>> Start Records provided

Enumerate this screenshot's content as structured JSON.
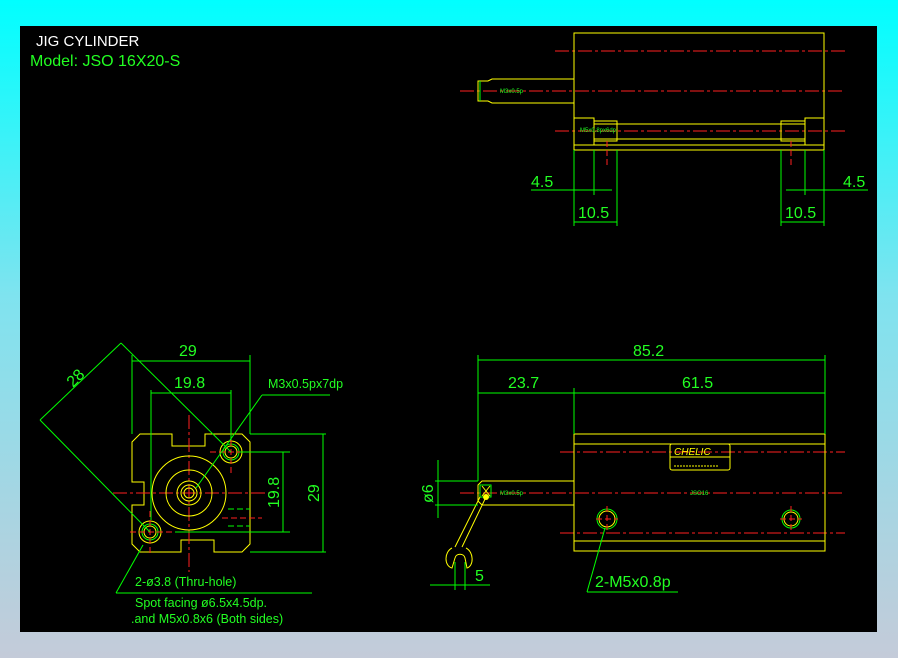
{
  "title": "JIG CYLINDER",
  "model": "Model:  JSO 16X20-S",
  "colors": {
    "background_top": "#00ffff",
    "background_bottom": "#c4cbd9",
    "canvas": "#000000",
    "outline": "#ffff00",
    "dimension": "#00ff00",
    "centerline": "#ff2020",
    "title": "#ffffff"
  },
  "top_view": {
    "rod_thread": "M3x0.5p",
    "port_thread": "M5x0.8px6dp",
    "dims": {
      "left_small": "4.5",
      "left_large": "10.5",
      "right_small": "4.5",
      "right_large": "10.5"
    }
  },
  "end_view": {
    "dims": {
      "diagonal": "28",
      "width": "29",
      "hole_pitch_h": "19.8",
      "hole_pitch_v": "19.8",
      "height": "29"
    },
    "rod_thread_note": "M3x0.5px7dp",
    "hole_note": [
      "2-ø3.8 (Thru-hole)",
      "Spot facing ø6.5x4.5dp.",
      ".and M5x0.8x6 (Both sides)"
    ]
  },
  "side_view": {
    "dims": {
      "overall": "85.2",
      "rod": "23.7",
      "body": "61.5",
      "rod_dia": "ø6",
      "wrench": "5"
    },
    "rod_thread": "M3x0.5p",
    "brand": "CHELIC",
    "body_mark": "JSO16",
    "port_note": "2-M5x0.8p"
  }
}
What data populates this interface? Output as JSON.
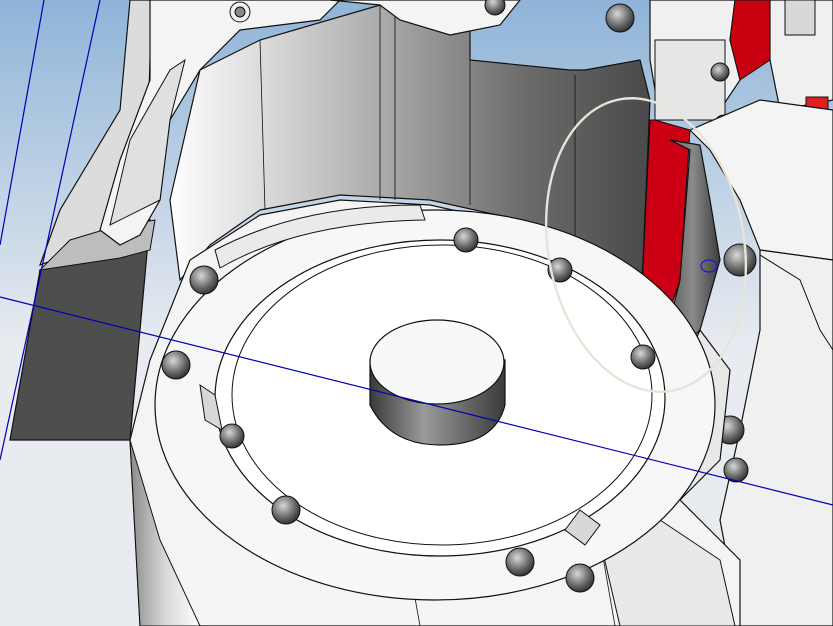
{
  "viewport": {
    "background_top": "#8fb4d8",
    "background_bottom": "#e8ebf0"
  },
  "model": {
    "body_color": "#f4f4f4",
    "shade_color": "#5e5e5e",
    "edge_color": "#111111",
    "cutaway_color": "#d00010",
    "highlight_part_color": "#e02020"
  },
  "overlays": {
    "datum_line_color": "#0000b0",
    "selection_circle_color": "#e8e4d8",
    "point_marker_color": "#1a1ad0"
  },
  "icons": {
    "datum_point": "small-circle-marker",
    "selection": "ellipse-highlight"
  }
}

>> End Records provided
>> Start Records provided

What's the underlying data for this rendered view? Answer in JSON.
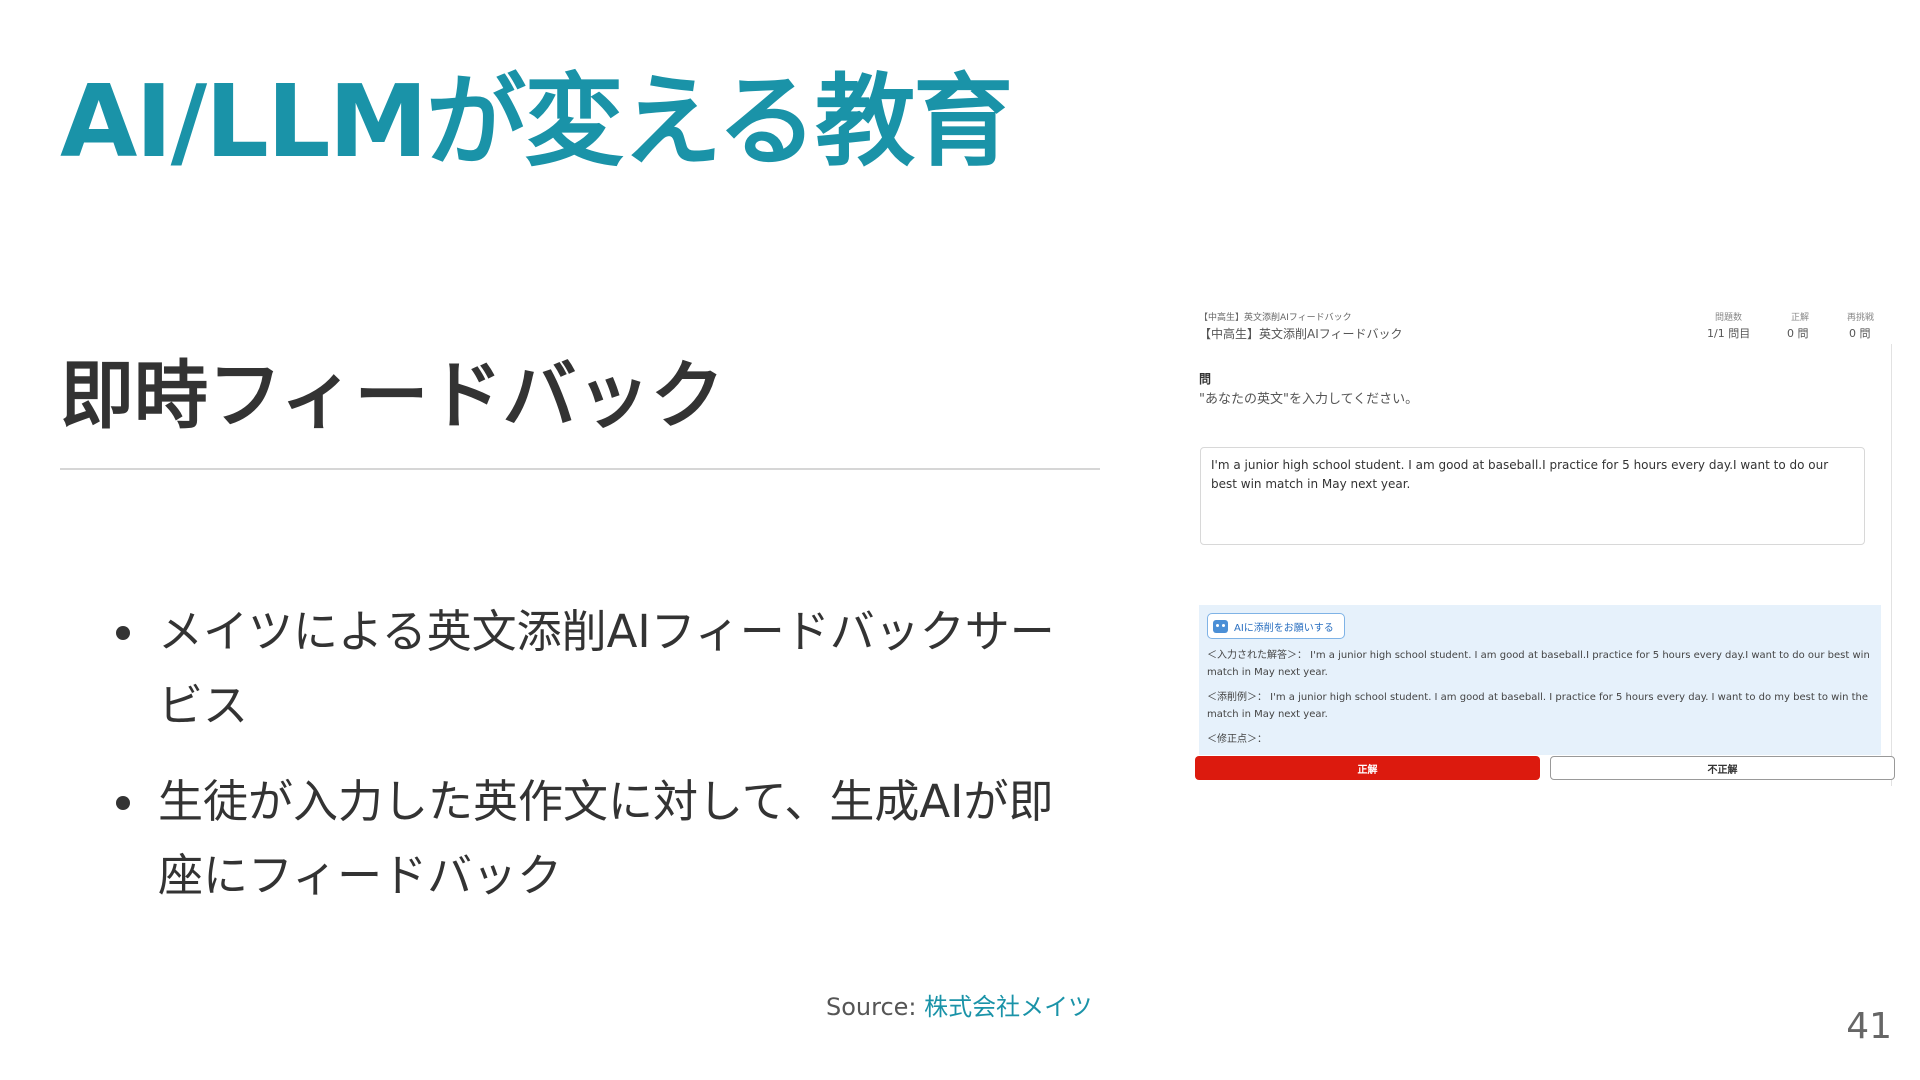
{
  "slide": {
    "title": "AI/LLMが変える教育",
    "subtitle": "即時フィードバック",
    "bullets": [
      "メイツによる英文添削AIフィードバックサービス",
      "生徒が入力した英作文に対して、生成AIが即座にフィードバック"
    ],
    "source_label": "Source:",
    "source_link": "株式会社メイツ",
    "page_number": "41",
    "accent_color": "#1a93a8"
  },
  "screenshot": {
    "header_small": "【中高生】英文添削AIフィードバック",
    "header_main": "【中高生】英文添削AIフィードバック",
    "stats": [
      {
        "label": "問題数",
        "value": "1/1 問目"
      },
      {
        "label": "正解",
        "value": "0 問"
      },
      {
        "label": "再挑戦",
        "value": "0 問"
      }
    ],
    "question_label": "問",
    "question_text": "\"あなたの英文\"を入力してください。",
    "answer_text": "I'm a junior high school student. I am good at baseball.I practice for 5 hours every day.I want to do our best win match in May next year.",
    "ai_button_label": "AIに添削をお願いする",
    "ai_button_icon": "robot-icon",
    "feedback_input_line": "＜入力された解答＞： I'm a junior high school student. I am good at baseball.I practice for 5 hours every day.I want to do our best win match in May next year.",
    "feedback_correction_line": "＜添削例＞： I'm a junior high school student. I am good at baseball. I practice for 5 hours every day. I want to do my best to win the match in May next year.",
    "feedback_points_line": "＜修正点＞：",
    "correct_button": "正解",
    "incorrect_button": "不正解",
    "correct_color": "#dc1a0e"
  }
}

>> End Records provided

The word "data" appears in how many lines of the records? Give the number only.

2